WHAT IS EXPECTED: Show every line of the records below that contains the word "JSON".

◆ ◆ ◆

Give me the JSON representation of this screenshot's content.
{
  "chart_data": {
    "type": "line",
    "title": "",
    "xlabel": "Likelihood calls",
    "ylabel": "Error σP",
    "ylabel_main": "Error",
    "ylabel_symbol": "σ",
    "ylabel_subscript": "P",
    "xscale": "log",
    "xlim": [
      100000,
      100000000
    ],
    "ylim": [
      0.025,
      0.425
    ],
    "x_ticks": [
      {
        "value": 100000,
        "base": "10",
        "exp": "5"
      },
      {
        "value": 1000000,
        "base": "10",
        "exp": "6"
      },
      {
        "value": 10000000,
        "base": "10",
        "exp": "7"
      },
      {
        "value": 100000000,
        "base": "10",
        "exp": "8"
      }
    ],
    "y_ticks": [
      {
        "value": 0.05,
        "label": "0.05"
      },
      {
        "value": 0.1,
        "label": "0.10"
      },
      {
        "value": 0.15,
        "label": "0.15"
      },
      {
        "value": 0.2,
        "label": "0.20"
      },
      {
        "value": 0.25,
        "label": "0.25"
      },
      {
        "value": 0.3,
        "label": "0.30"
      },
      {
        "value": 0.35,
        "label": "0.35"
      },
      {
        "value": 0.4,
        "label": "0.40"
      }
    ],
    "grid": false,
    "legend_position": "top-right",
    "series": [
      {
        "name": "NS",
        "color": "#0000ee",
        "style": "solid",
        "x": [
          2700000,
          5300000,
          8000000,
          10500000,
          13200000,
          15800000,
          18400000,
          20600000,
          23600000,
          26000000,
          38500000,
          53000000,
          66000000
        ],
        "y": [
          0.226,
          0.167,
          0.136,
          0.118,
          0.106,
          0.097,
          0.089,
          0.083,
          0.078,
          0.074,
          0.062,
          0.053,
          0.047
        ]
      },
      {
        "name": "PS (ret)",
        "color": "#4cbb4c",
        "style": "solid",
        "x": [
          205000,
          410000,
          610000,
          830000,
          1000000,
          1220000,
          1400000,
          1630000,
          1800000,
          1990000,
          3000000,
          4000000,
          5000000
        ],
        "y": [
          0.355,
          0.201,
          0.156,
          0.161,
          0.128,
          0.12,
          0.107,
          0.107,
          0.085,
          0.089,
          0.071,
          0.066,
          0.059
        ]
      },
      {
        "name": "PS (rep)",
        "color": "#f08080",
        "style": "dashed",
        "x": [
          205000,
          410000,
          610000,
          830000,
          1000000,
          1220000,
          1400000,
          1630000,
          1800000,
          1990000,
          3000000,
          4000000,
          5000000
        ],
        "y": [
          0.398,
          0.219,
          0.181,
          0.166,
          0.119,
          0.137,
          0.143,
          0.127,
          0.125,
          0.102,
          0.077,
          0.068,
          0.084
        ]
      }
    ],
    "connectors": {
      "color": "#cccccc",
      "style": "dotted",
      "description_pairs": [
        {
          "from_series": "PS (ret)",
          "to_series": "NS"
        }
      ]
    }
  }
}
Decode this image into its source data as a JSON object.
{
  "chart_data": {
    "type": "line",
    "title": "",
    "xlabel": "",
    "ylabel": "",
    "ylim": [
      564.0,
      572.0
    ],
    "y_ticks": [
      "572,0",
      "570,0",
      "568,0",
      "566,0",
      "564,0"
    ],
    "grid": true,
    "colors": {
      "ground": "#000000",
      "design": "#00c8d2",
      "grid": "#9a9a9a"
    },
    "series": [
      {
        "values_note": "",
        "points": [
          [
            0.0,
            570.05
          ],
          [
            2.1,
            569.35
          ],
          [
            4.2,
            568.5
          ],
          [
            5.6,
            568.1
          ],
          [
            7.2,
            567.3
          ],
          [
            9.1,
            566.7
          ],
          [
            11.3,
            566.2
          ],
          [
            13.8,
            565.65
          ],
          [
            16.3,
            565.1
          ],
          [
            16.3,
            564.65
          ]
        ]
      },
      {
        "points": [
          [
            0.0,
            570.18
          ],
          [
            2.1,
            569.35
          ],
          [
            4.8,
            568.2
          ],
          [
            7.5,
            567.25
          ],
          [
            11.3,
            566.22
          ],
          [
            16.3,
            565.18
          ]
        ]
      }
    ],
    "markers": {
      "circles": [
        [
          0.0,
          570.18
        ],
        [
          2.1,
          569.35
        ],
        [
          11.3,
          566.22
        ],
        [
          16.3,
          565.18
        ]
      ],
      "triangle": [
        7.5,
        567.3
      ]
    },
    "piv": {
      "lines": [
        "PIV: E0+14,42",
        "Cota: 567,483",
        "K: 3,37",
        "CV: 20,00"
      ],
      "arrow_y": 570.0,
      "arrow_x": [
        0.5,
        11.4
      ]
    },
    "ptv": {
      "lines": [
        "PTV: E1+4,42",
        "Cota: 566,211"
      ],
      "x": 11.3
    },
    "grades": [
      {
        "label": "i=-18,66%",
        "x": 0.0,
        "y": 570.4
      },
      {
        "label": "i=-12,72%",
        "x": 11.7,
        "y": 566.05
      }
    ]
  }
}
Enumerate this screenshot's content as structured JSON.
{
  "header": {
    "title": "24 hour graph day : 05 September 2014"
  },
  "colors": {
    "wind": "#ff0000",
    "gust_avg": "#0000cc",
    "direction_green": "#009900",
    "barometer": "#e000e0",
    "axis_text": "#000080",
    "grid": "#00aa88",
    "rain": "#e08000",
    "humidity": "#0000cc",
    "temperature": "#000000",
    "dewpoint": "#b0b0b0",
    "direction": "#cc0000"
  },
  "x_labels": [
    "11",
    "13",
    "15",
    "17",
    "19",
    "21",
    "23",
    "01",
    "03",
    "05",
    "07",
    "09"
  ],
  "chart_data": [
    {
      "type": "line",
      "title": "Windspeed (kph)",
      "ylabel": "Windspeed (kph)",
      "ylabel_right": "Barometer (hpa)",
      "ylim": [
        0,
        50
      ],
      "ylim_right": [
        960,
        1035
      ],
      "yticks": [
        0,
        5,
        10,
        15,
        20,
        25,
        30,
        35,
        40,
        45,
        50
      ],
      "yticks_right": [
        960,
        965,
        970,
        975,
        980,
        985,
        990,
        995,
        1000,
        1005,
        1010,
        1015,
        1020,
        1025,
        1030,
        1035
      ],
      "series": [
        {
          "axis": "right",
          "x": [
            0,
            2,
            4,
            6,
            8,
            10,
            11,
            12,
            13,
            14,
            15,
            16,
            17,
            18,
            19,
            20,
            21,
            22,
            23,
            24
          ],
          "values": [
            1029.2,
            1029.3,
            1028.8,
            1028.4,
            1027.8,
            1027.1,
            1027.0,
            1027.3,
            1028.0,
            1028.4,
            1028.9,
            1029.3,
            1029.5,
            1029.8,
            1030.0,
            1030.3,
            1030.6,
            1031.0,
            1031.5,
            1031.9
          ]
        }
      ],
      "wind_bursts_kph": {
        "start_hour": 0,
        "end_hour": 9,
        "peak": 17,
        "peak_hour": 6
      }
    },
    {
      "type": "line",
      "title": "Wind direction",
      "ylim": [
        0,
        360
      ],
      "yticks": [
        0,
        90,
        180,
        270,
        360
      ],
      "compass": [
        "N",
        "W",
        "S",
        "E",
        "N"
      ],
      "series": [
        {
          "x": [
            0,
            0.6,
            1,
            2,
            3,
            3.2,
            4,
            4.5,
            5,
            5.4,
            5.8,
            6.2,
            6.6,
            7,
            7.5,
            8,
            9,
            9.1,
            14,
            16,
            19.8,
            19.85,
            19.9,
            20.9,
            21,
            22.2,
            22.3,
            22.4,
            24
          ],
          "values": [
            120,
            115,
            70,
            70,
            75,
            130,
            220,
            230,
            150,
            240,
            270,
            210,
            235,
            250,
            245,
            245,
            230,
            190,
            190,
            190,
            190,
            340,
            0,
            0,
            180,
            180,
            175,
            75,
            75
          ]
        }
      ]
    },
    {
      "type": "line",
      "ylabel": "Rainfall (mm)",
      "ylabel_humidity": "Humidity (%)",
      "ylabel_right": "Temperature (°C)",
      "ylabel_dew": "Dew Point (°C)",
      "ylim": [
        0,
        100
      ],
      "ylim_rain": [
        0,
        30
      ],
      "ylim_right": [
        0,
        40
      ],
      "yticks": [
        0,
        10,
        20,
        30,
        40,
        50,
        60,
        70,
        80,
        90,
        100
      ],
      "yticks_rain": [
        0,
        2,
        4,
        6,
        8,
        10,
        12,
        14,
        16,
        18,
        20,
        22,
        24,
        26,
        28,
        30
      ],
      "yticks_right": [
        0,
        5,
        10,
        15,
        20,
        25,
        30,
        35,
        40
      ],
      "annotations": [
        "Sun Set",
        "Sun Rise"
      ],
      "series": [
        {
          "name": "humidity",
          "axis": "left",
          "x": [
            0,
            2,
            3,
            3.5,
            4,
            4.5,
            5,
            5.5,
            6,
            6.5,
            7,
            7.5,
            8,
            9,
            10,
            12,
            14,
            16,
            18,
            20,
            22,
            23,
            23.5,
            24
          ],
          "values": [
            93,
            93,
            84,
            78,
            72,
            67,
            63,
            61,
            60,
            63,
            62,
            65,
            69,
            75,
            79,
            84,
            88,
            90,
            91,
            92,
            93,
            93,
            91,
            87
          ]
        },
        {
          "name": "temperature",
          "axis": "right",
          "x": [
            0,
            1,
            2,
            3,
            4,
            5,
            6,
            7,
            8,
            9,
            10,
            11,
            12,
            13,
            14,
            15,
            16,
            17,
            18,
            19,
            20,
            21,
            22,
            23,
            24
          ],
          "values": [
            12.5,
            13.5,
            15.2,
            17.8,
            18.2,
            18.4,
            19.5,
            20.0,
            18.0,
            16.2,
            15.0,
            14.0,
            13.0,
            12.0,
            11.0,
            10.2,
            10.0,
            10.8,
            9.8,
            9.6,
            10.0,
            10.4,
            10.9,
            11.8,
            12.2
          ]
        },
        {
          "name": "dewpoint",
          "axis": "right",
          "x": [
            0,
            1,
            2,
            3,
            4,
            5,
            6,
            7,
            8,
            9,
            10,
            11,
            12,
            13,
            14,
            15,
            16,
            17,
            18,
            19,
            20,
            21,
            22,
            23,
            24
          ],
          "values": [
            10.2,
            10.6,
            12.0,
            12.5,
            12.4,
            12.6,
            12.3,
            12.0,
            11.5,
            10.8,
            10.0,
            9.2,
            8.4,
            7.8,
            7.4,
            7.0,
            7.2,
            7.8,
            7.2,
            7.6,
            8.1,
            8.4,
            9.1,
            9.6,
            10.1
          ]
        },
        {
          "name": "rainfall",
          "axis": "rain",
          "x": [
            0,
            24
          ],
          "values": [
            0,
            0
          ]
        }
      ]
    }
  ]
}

◆ ◆ ◆

EXERCISE OUTPUT:
Give me the JSON representation of this screenshot's content.
Decode this image into its source data as a JSON object.
Enumerate this screenshot's content as structured JSON.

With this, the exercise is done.